◆ Task requirements:
Using the material below, work out how many lines contain the word "footer". Reply with the number and nothing more.

◆ The data:
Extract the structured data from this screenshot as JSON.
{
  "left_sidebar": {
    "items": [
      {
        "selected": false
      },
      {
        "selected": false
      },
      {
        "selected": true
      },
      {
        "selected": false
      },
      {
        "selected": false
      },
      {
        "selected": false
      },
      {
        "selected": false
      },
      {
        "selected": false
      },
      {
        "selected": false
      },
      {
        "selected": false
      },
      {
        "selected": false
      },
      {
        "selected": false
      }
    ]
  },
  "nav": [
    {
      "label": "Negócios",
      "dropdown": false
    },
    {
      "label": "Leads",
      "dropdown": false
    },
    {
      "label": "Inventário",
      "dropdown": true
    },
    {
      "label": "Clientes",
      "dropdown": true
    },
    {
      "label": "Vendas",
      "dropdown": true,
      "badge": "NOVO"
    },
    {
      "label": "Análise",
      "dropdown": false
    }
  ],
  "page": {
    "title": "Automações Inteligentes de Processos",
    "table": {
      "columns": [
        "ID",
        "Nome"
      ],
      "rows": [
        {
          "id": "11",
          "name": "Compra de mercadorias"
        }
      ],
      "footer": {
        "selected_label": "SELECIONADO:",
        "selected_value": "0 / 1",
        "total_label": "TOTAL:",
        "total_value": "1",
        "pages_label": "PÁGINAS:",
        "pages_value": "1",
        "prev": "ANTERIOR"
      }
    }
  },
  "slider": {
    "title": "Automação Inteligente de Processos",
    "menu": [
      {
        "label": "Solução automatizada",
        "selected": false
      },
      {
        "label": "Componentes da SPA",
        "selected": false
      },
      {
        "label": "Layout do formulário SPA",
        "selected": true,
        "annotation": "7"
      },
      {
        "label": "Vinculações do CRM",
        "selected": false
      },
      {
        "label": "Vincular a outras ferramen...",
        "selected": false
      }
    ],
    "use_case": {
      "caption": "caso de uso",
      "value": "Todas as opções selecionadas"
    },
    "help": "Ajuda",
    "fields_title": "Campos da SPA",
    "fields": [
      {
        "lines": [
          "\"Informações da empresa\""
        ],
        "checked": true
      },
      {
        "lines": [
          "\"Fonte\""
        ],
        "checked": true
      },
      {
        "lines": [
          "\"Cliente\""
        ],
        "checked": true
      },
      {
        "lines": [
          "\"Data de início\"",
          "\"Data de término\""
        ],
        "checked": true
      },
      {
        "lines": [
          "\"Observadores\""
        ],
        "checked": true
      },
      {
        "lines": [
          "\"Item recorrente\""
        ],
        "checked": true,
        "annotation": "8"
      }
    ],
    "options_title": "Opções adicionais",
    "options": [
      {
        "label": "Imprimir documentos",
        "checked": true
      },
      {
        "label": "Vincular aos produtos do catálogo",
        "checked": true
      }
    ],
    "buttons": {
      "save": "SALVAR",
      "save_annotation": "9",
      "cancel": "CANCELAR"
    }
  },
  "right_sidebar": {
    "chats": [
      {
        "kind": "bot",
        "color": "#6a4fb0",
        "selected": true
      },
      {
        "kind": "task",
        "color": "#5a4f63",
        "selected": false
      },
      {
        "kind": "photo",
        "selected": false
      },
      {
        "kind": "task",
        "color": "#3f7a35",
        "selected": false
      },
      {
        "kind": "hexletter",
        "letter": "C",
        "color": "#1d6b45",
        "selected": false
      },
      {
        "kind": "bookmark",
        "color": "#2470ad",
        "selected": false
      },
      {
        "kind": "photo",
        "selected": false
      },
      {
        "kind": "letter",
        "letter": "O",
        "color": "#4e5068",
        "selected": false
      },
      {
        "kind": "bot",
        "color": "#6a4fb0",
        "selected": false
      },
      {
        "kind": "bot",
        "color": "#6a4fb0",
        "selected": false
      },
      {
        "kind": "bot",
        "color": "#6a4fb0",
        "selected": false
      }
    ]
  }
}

--

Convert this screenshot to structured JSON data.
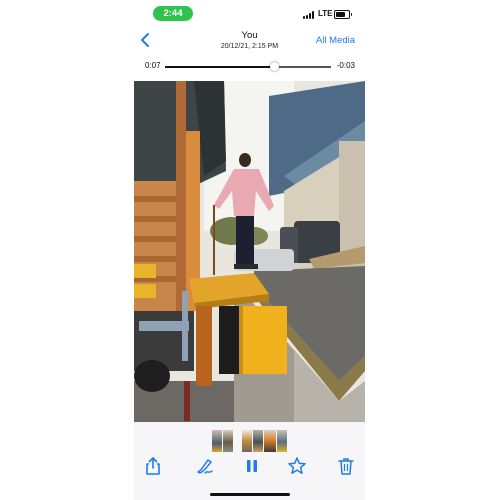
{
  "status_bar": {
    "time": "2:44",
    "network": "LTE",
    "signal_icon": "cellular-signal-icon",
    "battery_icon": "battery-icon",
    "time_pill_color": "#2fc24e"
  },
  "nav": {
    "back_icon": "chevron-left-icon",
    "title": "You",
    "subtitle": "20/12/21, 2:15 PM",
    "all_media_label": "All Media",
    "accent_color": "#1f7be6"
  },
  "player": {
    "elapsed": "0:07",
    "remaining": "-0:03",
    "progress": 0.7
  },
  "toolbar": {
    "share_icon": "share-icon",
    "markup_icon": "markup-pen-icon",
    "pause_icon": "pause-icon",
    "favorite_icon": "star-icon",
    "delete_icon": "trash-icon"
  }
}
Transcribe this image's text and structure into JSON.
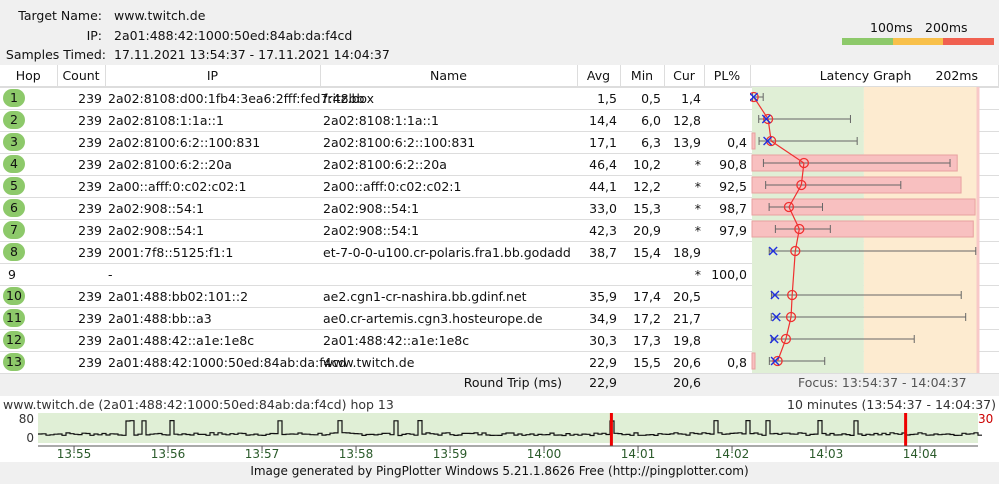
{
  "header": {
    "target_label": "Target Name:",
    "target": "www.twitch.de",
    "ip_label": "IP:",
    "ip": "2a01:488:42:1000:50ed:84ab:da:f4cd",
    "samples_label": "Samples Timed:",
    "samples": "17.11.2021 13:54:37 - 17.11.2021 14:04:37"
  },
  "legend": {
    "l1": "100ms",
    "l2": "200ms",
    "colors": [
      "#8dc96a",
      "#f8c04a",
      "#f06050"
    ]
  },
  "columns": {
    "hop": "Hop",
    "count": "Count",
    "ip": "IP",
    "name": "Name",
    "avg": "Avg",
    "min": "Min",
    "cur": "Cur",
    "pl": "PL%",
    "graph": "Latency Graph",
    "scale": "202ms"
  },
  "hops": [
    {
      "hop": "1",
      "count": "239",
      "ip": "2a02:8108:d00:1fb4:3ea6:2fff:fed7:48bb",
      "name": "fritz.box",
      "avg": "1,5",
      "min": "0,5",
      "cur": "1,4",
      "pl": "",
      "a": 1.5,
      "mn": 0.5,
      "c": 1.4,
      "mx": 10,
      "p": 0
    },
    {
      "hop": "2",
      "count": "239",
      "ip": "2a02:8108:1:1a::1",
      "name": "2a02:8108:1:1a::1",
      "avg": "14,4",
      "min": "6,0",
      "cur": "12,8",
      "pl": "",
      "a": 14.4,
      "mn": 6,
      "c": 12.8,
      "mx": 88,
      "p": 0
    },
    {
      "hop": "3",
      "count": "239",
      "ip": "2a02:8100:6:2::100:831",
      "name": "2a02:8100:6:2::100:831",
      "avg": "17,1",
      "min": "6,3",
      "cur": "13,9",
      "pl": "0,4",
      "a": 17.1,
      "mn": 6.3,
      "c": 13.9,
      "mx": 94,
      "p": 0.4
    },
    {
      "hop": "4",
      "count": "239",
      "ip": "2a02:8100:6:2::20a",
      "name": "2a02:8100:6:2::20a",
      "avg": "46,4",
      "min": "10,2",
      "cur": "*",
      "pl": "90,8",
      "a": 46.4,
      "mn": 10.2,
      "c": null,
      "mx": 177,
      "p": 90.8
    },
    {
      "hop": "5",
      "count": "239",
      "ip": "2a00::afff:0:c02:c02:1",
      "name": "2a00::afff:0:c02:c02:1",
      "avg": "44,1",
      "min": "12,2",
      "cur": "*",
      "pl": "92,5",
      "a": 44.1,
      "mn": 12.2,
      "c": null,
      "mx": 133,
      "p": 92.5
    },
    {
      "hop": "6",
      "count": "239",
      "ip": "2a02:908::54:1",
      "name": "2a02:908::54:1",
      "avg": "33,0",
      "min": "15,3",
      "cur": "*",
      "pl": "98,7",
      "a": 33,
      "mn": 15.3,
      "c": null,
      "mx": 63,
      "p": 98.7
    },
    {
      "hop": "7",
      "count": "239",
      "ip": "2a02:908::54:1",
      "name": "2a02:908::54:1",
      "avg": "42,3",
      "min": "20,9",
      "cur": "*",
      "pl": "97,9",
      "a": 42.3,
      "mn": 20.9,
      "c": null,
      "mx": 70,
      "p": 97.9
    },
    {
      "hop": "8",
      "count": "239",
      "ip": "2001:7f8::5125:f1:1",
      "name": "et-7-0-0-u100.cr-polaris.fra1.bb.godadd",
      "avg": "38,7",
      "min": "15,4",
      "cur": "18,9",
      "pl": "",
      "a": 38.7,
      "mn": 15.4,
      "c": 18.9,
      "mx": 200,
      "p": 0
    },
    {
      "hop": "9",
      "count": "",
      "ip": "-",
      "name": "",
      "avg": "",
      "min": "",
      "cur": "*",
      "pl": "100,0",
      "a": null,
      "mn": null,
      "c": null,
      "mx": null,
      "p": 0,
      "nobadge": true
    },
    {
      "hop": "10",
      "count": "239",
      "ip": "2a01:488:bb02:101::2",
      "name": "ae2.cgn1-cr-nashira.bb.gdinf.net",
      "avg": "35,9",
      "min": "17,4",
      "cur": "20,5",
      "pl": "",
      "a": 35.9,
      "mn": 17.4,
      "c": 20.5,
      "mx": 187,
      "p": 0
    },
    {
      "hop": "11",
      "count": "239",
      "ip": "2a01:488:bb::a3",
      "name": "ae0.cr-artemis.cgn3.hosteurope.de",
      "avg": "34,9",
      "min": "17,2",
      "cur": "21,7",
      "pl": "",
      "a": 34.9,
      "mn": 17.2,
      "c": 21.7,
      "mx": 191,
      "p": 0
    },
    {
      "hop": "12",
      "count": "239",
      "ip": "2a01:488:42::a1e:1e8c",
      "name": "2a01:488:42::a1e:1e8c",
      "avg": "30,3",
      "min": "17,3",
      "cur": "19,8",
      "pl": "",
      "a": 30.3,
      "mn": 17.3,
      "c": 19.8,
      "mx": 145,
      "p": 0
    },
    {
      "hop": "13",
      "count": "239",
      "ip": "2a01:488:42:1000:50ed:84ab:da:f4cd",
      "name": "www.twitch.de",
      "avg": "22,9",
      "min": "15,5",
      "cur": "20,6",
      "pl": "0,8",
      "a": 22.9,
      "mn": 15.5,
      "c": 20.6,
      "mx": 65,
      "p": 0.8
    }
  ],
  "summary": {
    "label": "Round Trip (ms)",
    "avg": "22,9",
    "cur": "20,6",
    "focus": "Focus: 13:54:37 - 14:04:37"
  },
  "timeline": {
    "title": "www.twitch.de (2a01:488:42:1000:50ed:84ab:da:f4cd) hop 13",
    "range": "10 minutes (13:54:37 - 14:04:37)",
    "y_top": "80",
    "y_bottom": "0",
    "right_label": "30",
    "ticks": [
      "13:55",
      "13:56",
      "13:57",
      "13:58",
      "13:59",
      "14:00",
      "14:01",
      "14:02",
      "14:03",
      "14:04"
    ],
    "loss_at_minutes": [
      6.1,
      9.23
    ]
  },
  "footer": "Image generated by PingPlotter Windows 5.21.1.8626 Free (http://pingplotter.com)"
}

◆ Solution below:
2